Start of Provided material
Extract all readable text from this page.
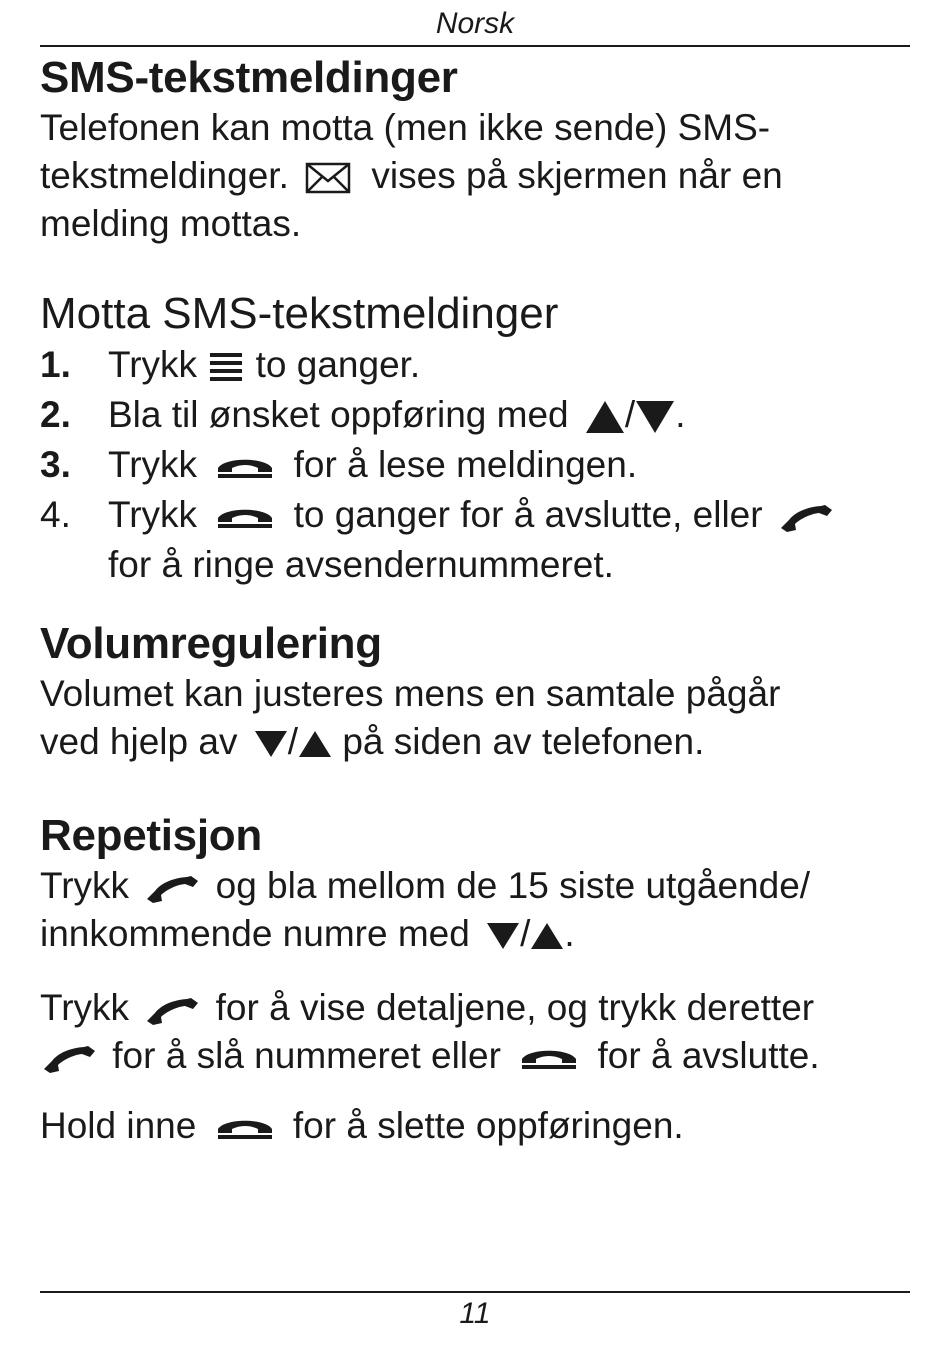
Norsk
SMS-tekstmeldinger

Telefonen kan motta (men ikke sende) SMS-
tekstmeldinger. vises på skjermen når en
melding mottas.

Motta SMS-tekstmeldinger
1.	Trykk to ganger.
2.	Bla til ønsket oppføring med / .
3.	Trykk	for å lese meldingen.
4.	Trykk	to ganger for å avslutte, eller

for å ringe avsendernummeret.
Volumregulering

Volumet kan justeres mens en samtale pågår
ved hjelp av / på siden av telefonen.

Repetisjon

Trykk og bla mellom de 15 siste utgående/
innkommende numre med / .

Trykk for å vise detaljene, og trykk deretter

for å slå nummeret eller	for å avslutte.

Hold inne	for å slette oppføringen.

11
End of Provided material
- [What needs to be done] Output the records above exactly as they are, leaving out the pictures.

- [Answer to this task]
Extract all readable text from this page.
Norsk
SMS-tekstmeldinger

Telefonen kan motta (men ikke sende) SMS-
tekstmeldinger. vises på skjermen når en
melding mottas.

Motta SMS-tekstmeldinger
1.	Trykk to ganger.
2.	Bla til ønsket oppføring med / .
3.	Trykk	for å lese meldingen.
4.	Trykk	to ganger for å avslutte, eller

for å ringe avsendernummeret.
Volumregulering

Volumet kan justeres mens en samtale pågår
ved hjelp av / på siden av telefonen.

Repetisjon

Trykk og bla mellom de 15 siste utgående/
innkommende numre med / .

Trykk for å vise detaljene, og trykk deretter

for å slå nummeret eller	for å avslutte.

Hold inne	for å slette oppføringen.

11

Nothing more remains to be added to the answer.